**Directions for this task**
Every record here needs to be written out again exactly.

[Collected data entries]
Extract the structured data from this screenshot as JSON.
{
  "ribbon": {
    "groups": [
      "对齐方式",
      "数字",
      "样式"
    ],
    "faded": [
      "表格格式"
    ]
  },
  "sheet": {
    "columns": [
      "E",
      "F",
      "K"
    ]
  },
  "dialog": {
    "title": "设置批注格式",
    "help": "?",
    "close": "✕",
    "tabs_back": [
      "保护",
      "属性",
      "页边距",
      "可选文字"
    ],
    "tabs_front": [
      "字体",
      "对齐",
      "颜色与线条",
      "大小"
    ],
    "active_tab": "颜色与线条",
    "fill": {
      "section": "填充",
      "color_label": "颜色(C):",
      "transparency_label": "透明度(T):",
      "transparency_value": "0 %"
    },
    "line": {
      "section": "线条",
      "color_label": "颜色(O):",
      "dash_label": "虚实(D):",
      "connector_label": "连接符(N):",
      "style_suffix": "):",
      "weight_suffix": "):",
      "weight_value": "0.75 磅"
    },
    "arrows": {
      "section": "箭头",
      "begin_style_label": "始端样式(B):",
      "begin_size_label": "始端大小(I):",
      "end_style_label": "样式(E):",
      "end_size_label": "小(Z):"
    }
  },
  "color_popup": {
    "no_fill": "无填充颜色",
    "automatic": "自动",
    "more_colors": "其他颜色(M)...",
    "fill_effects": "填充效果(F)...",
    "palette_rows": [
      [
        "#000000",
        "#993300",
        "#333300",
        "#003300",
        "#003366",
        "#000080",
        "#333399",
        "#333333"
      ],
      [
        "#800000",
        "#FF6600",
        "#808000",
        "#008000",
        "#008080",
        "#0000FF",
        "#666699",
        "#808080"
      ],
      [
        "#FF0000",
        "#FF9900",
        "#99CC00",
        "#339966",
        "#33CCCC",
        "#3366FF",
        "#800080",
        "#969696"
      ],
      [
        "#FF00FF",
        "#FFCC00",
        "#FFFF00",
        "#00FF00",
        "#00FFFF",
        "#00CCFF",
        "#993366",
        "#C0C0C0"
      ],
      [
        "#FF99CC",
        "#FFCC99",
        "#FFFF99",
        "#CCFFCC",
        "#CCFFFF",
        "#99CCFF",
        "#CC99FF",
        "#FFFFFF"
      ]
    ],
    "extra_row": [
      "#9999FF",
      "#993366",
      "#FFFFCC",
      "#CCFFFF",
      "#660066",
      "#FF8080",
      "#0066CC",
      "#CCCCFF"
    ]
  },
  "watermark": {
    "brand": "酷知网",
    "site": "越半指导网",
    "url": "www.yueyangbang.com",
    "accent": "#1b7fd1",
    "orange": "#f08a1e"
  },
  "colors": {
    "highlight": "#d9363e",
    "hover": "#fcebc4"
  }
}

**Final result**
Extract the structured data from this screenshot as JSON.
{
  "ribbon": {
    "groups": [
      "对齐方式",
      "数字",
      "样式"
    ],
    "faded": [
      "表格格式"
    ]
  },
  "sheet": {
    "columns": [
      "E",
      "F",
      "K"
    ]
  },
  "dialog": {
    "title": "设置批注格式",
    "help": "?",
    "close": "✕",
    "tabs_back": [
      "保护",
      "属性",
      "页边距",
      "可选文字"
    ],
    "tabs_front": [
      "字体",
      "对齐",
      "颜色与线条",
      "大小"
    ],
    "active_tab": "颜色与线条",
    "fill": {
      "section": "填充",
      "color_label": "颜色(C):",
      "transparency_label": "透明度(T):",
      "transparency_value": "0 %"
    },
    "line": {
      "section": "线条",
      "color_label": "颜色(O):",
      "dash_label": "虚实(D):",
      "connector_label": "连接符(N):",
      "style_suffix": "):",
      "weight_suffix": "):",
      "weight_value": "0.75 磅"
    },
    "arrows": {
      "section": "箭头",
      "begin_style_label": "始端样式(B):",
      "begin_size_label": "始端大小(I):",
      "end_style_label": "样式(E):",
      "end_size_label": "小(Z):"
    }
  },
  "color_popup": {
    "no_fill": "无填充颜色",
    "automatic": "自动",
    "more_colors": "其他颜色(M)...",
    "fill_effects": "填充效果(F)...",
    "palette_rows": [
      [
        "#000000",
        "#993300",
        "#333300",
        "#003300",
        "#003366",
        "#000080",
        "#333399",
        "#333333"
      ],
      [
        "#800000",
        "#FF6600",
        "#808000",
        "#008000",
        "#008080",
        "#0000FF",
        "#666699",
        "#808080"
      ],
      [
        "#FF0000",
        "#FF9900",
        "#99CC00",
        "#339966",
        "#33CCCC",
        "#3366FF",
        "#800080",
        "#969696"
      ],
      [
        "#FF00FF",
        "#FFCC00",
        "#FFFF00",
        "#00FF00",
        "#00FFFF",
        "#00CCFF",
        "#993366",
        "#C0C0C0"
      ],
      [
        "#FF99CC",
        "#FFCC99",
        "#FFFF99",
        "#CCFFCC",
        "#CCFFFF",
        "#99CCFF",
        "#CC99FF",
        "#FFFFFF"
      ]
    ],
    "extra_row": [
      "#9999FF",
      "#993366",
      "#FFFFCC",
      "#CCFFFF",
      "#660066",
      "#FF8080",
      "#0066CC",
      "#CCCCFF"
    ]
  },
  "watermark": {
    "brand": "酷知网",
    "site": "越半指导网",
    "url": "www.yueyangbang.com",
    "accent": "#1b7fd1",
    "orange": "#f08a1e"
  },
  "colors": {
    "highlight": "#d9363e",
    "hover": "#fcebc4"
  }
}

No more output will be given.